◆ TASK PROMPT ◆
Search the data for the string "title" and extract every line where it appears.

══ DATA ROWS ══

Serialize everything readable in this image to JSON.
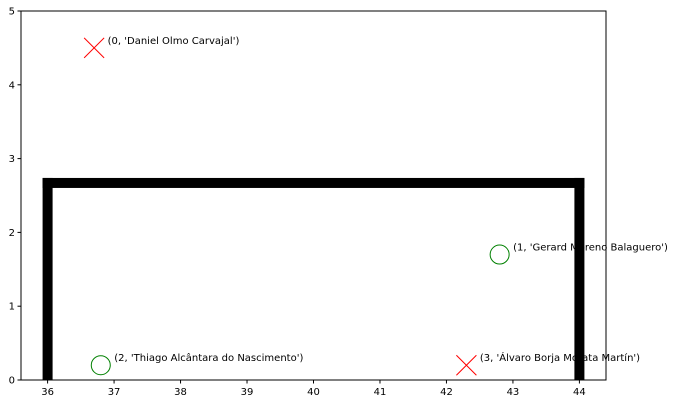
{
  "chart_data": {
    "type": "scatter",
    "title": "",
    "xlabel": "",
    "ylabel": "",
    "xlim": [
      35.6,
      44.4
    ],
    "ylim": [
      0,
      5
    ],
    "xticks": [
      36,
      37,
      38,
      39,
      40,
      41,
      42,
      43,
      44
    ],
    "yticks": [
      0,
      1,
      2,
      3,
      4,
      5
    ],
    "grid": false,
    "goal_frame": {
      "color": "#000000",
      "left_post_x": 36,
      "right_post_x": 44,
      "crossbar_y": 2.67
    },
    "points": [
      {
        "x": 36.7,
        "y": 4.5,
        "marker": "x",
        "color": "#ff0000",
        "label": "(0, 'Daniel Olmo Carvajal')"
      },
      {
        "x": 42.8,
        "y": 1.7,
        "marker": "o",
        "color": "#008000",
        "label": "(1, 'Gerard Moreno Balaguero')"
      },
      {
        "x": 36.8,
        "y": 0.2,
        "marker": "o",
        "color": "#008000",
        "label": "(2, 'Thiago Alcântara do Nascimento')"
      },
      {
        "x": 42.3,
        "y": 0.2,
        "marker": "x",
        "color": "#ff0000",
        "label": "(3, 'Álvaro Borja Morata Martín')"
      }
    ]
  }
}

═══
══ DATA ROWS ══

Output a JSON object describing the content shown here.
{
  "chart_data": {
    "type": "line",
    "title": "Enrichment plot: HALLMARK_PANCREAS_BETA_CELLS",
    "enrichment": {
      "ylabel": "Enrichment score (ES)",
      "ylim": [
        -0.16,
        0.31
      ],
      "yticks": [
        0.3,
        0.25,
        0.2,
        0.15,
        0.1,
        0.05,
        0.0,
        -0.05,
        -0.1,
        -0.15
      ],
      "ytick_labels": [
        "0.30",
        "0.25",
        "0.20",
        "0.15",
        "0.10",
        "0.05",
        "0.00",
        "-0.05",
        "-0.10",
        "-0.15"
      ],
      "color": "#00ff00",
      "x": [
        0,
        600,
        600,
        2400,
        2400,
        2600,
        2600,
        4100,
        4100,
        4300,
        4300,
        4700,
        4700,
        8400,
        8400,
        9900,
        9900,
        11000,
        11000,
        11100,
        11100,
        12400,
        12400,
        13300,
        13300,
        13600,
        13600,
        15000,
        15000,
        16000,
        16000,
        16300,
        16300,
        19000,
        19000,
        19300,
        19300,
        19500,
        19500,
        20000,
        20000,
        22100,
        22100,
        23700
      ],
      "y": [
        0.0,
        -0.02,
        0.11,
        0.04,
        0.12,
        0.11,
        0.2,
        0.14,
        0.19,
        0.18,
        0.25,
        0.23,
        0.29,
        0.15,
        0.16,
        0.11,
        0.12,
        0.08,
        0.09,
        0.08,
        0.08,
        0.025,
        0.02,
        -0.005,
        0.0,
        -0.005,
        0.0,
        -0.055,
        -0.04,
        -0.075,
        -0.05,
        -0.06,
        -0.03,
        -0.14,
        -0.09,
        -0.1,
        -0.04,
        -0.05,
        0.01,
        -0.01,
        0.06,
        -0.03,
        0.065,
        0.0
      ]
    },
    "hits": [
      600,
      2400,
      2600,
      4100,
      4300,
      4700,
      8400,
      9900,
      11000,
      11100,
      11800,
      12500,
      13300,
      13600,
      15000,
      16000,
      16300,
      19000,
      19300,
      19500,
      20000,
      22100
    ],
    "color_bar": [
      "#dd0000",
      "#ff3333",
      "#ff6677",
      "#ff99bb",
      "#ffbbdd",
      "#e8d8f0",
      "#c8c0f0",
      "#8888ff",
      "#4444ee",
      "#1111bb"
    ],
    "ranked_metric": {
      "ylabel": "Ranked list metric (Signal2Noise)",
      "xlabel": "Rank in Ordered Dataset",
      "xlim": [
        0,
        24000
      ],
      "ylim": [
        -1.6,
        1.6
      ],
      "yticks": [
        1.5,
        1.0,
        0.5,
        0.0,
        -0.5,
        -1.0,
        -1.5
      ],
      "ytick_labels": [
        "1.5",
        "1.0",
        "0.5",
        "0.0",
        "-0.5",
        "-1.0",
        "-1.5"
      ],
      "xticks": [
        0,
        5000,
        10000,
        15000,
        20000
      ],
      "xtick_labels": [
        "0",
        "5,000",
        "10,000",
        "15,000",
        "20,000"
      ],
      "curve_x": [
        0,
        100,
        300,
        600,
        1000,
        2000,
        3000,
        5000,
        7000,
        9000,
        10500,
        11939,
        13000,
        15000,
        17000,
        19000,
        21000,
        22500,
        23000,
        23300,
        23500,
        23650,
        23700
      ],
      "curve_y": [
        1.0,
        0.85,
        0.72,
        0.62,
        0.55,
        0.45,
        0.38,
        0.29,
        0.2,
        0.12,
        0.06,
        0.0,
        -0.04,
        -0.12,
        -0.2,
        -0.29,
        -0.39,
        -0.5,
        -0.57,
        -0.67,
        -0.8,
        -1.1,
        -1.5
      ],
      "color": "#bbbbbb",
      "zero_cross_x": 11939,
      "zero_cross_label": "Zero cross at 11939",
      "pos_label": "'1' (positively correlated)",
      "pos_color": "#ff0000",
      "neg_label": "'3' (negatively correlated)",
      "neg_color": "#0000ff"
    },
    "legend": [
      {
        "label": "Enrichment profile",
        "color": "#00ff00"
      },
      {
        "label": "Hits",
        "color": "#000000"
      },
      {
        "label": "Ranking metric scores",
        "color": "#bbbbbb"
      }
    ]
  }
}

═══

◆ REPLY ◆
    "title": "",
    "title": "Enrichment plot: HALLMARK_PANCREAS_BETA_CELLS",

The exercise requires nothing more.